Search the data below for "Lifted"; list each line that holds it.

• • • • •

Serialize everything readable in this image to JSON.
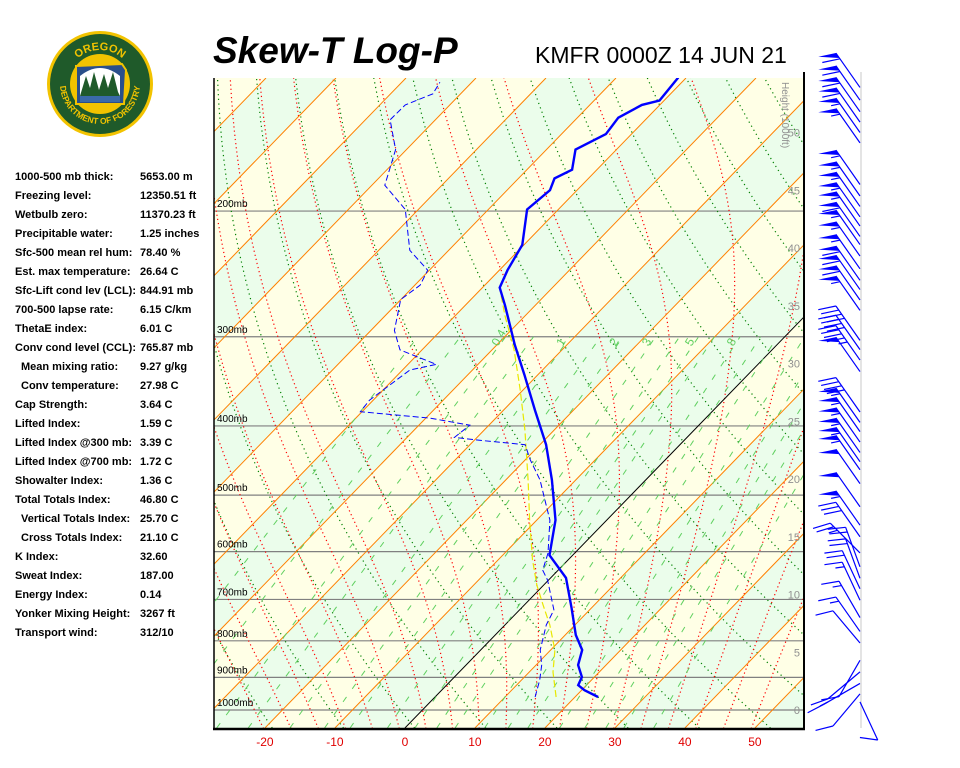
{
  "logo": {
    "text_top": "OREGON",
    "text_bottom": "DEPARTMENT OF FORESTRY",
    "colors": {
      "ring": "#1f5a2a",
      "gold": "#f2c300"
    }
  },
  "header": {
    "title": "Skew-T Log-P",
    "station": "KMFR 0000Z 14 JUN 21"
  },
  "stats": [
    {
      "label": "1000-500 mb thick:",
      "value": "5653.00 m"
    },
    {
      "label": "Freezing level:",
      "value": "12350.51 ft"
    },
    {
      "label": "Wetbulb zero:",
      "value": "11370.23 ft"
    },
    {
      "label": "Precipitable water:",
      "value": "1.25 inches"
    },
    {
      "label": "Sfc-500 mean rel hum:",
      "value": "78.40 %"
    },
    {
      "label": "Est. max temperature:",
      "value": "26.64 C"
    },
    {
      "label": "Sfc-Lift cond lev (LCL):",
      "value": "844.91 mb"
    },
    {
      "label": "700-500 lapse rate:",
      "value": "6.15 C/km"
    },
    {
      "label": "ThetaE index:",
      "value": "6.01 C"
    },
    {
      "label": "Conv cond level (CCL):",
      "value": "765.87 mb"
    },
    {
      "label": "Mean mixing ratio:",
      "value": "9.27 g/kg",
      "indent": true
    },
    {
      "label": "Conv temperature:",
      "value": "27.98 C",
      "indent": true
    },
    {
      "label": "Cap Strength:",
      "value": "3.64 C"
    },
    {
      "label": "Lifted Index:",
      "value": "1.59 C"
    },
    {
      "label": "Lifted Index @300 mb:",
      "value": "3.39 C"
    },
    {
      "label": "Lifted Index @700 mb:",
      "value": "1.72 C"
    },
    {
      "label": "Showalter Index:",
      "value": "1.36 C"
    },
    {
      "label": "Total Totals Index:",
      "value": "46.80 C"
    },
    {
      "label": "Vertical Totals Index:",
      "value": "25.70 C",
      "indent": true
    },
    {
      "label": "Cross Totals Index:",
      "value": "21.10 C",
      "indent": true
    },
    {
      "label": "K Index:",
      "value": "32.60"
    },
    {
      "label": "Sweat Index:",
      "value": "187.00"
    },
    {
      "label": "Energy Index:",
      "value": "0.14"
    },
    {
      "label": "Yonker Mixing Height:",
      "value": "3267 ft"
    },
    {
      "label": "Transport wind:",
      "value": "312/10"
    }
  ],
  "chart_data": {
    "type": "skew-t",
    "title": "Skew-T Log-P",
    "x_axis": {
      "unit": "C",
      "ticks": [
        -20,
        -10,
        0,
        10,
        20,
        30,
        40,
        50
      ]
    },
    "y_axis": {
      "scale": "log",
      "unit": "mb",
      "range": [
        1060,
        130
      ],
      "ticks": [
        {
          "p": 1000,
          "label": "1000mb"
        },
        {
          "p": 900,
          "label": "900mb"
        },
        {
          "p": 800,
          "label": "800mb"
        },
        {
          "p": 700,
          "label": "700mb"
        },
        {
          "p": 600,
          "label": "600mb"
        },
        {
          "p": 500,
          "label": "500mb"
        },
        {
          "p": 400,
          "label": "400mb"
        },
        {
          "p": 300,
          "label": "300mb"
        },
        {
          "p": 200,
          "label": "200mb"
        }
      ]
    },
    "height_axis": {
      "label": "Height (1000ft)",
      "ticks": [
        "0",
        "5",
        "10",
        "15",
        "20",
        "25",
        "30",
        "35",
        "40",
        "45",
        "50"
      ]
    },
    "mixing_ratio_labels": [
      "0.4",
      "1",
      "2",
      "3",
      "5",
      "8"
    ],
    "mixing_ratio_values": [
      0.4,
      1,
      2,
      3,
      5,
      8
    ],
    "colors": {
      "temperature": "#0000ff",
      "dewpoint": "#0000ff",
      "parcel": "#e8e800",
      "isotherm": "#ff8000",
      "zero_isotherm": "#000000",
      "dry_adiabat": "#008000",
      "moist_adiabat": "#ff0000",
      "mixing_ratio": "#60d060",
      "band_a": "#ffffe6",
      "band_b": "#ebfdeb",
      "wind": "#0000ff"
    },
    "temperature": {
      "p": [
        959,
        938,
        923,
        899,
        865,
        824,
        785,
        720,
        653,
        607,
        542,
        476,
        425,
        380,
        339,
        308,
        271,
        256,
        242,
        223,
        199,
        187,
        180,
        175,
        164,
        156,
        148,
        142,
        140,
        130
      ],
      "t": [
        23.3,
        20.4,
        18.8,
        18.2,
        16.0,
        14.5,
        11.5,
        7.2,
        2.2,
        -3.3,
        -7.3,
        -13.4,
        -19.1,
        -25.5,
        -31.9,
        -37.4,
        -44.3,
        -47.5,
        -48.8,
        -50.2,
        -54.4,
        -53.8,
        -54.8,
        -53.5,
        -55.8,
        -53.6,
        -54.1,
        -52.5,
        -50.6,
        -51.1
      ]
    },
    "dewpoint": {
      "p": [
        959,
        908,
        865,
        824,
        760,
        724,
        658,
        637,
        603,
        542,
        508,
        476,
        446,
        425,
        419,
        415,
        399,
        390,
        382,
        368,
        334,
        328,
        313,
        294,
        266,
        254,
        242,
        227,
        199,
        184,
        164,
        149,
        142,
        137,
        132
      ],
      "t": [
        14.3,
        12.6,
        10.8,
        8.5,
        5.9,
        4.9,
        -0.1,
        -2.2,
        -3.8,
        -8.1,
        -11.6,
        -15.1,
        -19.3,
        -22.1,
        -29.2,
        -33.2,
        -32.7,
        -39.4,
        -50.2,
        -50.5,
        -48.9,
        -45.9,
        -53.1,
        -56.6,
        -60.0,
        -59.2,
        -60.2,
        -65.5,
        -71.8,
        -78.1,
        -81.5,
        -86.4,
        -86.3,
        -83.9,
        -84.5
      ]
    },
    "parcel": {
      "p": [
        959,
        885,
        824,
        760,
        713,
        668,
        616,
        542,
        476,
        405,
        356,
        313,
        280,
        258
      ],
      "t": [
        17.3,
        13.4,
        10.6,
        6.4,
        2.7,
        -1.0,
        -5.1,
        -11.0,
        -16.8,
        -24.2,
        -30.4,
        -36.8,
        -42.9,
        -47.1
      ]
    },
    "winds": [
      {
        "h": 53.9,
        "dir": 215,
        "spd": 60
      },
      {
        "h": 52.8,
        "dir": 215,
        "spd": 60
      },
      {
        "h": 51.8,
        "dir": 215,
        "spd": 60
      },
      {
        "h": 50.9,
        "dir": 215,
        "spd": 60
      },
      {
        "h": 50.0,
        "dir": 215,
        "spd": 55
      },
      {
        "h": 49.1,
        "dir": 215,
        "spd": 55
      },
      {
        "h": 45.5,
        "dir": 215,
        "spd": 55
      },
      {
        "h": 44.5,
        "dir": 215,
        "spd": 55
      },
      {
        "h": 43.6,
        "dir": 215,
        "spd": 55
      },
      {
        "h": 42.7,
        "dir": 215,
        "spd": 55
      },
      {
        "h": 41.9,
        "dir": 215,
        "spd": 55
      },
      {
        "h": 41.0,
        "dir": 215,
        "spd": 60
      },
      {
        "h": 40.3,
        "dir": 215,
        "spd": 55
      },
      {
        "h": 39.3,
        "dir": 215,
        "spd": 55
      },
      {
        "h": 38.2,
        "dir": 215,
        "spd": 55
      },
      {
        "h": 37.2,
        "dir": 215,
        "spd": 60
      },
      {
        "h": 36.4,
        "dir": 215,
        "spd": 60
      },
      {
        "h": 35.5,
        "dir": 215,
        "spd": 60
      },
      {
        "h": 34.6,
        "dir": 215,
        "spd": 55
      },
      {
        "h": 32.0,
        "dir": 215,
        "spd": 40
      },
      {
        "h": 31.2,
        "dir": 215,
        "spd": 40
      },
      {
        "h": 30.3,
        "dir": 215,
        "spd": 45
      },
      {
        "h": 29.3,
        "dir": 215,
        "spd": 50
      },
      {
        "h": 25.8,
        "dir": 215,
        "spd": 40
      },
      {
        "h": 24.9,
        "dir": 215,
        "spd": 55
      },
      {
        "h": 24.1,
        "dir": 215,
        "spd": 55
      },
      {
        "h": 23.2,
        "dir": 215,
        "spd": 55
      },
      {
        "h": 22.3,
        "dir": 215,
        "spd": 55
      },
      {
        "h": 21.5,
        "dir": 215,
        "spd": 55
      },
      {
        "h": 20.8,
        "dir": 215,
        "spd": 55
      },
      {
        "h": 19.6,
        "dir": 215,
        "spd": 50
      },
      {
        "h": 17.6,
        "dir": 215,
        "spd": 50
      },
      {
        "h": 16.0,
        "dir": 215,
        "spd": 55
      },
      {
        "h": 15.0,
        "dir": 215,
        "spd": 30
      },
      {
        "h": 13.6,
        "dir": 225,
        "spd": 25
      },
      {
        "h": 12.4,
        "dir": 200,
        "spd": 20
      },
      {
        "h": 11.4,
        "dir": 200,
        "spd": 20
      },
      {
        "h": 10.5,
        "dir": 205,
        "spd": 20
      },
      {
        "h": 9.5,
        "dir": 205,
        "spd": 15
      },
      {
        "h": 8.0,
        "dir": 210,
        "spd": 15
      },
      {
        "h": 6.8,
        "dir": 215,
        "spd": 15
      },
      {
        "h": 5.8,
        "dir": 220,
        "spd": 10
      },
      {
        "h": 4.3,
        "dir": 330,
        "spd": 10
      },
      {
        "h": 3.3,
        "dir": 310,
        "spd": 10
      },
      {
        "h": 2.3,
        "dir": 300,
        "spd": 15
      },
      {
        "h": 1.4,
        "dir": 320,
        "spd": 10
      },
      {
        "h": 0.7,
        "dir": 25,
        "spd": 10
      }
    ]
  }
}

• • • • •

#### SOLVED EXERCISE
      "label": "Lifted Index:",
      "label": "Lifted Index @300 mb:",
      "label": "Lifted Index @700 mb:",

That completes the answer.